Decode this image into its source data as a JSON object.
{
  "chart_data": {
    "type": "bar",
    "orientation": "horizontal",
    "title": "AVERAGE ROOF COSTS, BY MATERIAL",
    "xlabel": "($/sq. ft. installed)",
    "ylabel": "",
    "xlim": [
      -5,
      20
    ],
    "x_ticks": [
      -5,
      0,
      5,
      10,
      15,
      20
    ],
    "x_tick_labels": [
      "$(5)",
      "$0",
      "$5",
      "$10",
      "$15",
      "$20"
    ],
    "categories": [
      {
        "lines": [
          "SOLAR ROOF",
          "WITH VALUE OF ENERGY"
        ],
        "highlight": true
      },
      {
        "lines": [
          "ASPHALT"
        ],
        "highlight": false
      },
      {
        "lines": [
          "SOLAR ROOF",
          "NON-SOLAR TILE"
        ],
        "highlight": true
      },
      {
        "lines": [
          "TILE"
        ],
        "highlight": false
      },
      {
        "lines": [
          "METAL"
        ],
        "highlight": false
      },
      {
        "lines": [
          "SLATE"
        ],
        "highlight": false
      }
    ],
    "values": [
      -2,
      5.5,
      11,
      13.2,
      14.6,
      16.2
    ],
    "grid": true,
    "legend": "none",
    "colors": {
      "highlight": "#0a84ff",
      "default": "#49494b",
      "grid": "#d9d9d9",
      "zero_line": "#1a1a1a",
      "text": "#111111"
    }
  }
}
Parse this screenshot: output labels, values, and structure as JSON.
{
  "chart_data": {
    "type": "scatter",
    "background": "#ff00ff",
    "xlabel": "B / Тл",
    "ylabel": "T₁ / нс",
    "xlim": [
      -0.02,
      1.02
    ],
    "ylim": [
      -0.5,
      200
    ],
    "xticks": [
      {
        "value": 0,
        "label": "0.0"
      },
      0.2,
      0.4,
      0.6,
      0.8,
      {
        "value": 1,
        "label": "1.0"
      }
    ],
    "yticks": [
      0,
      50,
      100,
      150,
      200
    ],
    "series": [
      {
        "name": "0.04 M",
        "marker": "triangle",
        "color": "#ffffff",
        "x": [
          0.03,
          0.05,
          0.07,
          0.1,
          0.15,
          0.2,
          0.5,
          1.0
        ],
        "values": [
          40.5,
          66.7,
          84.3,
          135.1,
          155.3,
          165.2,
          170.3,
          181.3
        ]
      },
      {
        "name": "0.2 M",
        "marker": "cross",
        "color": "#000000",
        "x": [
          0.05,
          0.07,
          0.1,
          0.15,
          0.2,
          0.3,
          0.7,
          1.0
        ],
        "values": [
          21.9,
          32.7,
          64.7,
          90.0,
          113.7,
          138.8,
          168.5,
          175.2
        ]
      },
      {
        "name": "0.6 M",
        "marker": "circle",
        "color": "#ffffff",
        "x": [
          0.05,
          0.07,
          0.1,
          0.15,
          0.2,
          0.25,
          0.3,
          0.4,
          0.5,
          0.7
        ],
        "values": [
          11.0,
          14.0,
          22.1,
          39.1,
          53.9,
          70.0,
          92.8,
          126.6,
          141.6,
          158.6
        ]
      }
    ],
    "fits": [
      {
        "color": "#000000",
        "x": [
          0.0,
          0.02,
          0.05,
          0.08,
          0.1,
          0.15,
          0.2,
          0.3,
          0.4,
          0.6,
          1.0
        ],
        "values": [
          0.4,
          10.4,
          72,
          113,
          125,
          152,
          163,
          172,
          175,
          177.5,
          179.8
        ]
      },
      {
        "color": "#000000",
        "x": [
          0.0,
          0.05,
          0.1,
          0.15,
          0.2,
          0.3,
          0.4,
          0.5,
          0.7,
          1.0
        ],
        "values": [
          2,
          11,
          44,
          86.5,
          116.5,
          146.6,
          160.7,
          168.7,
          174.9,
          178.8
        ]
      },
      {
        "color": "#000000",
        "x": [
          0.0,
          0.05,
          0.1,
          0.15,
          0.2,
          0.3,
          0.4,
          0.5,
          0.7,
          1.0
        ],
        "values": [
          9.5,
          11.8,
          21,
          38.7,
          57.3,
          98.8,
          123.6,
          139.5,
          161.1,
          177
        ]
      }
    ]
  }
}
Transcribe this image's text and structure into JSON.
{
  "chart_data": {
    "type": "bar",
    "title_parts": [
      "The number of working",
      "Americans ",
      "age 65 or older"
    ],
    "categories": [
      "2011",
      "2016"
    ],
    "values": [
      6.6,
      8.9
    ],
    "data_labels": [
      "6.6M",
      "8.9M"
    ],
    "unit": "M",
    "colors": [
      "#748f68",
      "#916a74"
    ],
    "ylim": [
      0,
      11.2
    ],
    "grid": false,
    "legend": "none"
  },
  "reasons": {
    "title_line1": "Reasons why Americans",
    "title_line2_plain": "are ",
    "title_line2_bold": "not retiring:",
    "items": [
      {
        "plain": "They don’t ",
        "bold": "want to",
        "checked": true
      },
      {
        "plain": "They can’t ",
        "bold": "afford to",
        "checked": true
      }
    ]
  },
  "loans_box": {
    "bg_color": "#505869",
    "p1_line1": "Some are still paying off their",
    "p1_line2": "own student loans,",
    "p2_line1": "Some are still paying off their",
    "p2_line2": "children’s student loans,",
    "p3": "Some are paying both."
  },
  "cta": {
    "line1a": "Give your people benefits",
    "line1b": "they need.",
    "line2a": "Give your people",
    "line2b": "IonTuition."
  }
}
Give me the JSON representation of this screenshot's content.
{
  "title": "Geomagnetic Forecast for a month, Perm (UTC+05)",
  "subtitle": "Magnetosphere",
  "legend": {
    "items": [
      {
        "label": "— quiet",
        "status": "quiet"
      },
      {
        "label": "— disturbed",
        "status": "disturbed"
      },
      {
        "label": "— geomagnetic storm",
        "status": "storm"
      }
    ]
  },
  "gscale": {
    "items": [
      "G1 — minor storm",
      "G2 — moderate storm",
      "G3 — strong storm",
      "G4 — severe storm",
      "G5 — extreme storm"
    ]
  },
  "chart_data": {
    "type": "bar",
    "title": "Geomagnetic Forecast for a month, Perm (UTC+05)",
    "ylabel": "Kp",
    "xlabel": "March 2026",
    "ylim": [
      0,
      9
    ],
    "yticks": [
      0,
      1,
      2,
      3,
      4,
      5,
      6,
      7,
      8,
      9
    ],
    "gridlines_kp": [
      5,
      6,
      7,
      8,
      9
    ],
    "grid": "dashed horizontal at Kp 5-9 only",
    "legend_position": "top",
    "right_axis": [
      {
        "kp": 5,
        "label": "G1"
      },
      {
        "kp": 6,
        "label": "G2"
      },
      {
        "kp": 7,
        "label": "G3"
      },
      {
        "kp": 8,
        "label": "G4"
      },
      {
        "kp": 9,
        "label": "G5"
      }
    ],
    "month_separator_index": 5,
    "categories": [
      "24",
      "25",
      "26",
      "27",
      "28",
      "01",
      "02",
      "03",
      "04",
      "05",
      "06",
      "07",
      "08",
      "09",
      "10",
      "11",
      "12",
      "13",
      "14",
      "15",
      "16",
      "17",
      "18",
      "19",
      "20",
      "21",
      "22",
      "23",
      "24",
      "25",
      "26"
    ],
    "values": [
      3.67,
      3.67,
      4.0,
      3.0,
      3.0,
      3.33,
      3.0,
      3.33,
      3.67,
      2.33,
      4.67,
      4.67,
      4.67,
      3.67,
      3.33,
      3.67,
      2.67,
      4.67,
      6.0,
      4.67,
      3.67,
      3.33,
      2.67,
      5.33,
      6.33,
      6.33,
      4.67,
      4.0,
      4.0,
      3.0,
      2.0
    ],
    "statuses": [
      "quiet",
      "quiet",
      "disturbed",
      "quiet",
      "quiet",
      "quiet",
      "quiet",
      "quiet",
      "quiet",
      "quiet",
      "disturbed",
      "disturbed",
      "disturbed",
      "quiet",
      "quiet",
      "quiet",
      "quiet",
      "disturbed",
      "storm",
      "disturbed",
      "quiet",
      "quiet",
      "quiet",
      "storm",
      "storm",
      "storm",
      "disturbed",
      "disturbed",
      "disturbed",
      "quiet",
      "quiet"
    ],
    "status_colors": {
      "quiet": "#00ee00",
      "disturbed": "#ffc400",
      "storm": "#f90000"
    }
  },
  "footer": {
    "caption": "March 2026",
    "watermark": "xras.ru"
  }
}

→ **WHAT YOU SHOULD DO**:
Give solely the number of lines in the data that contain the string "paying".

→ **TASK OUTPUT**:
3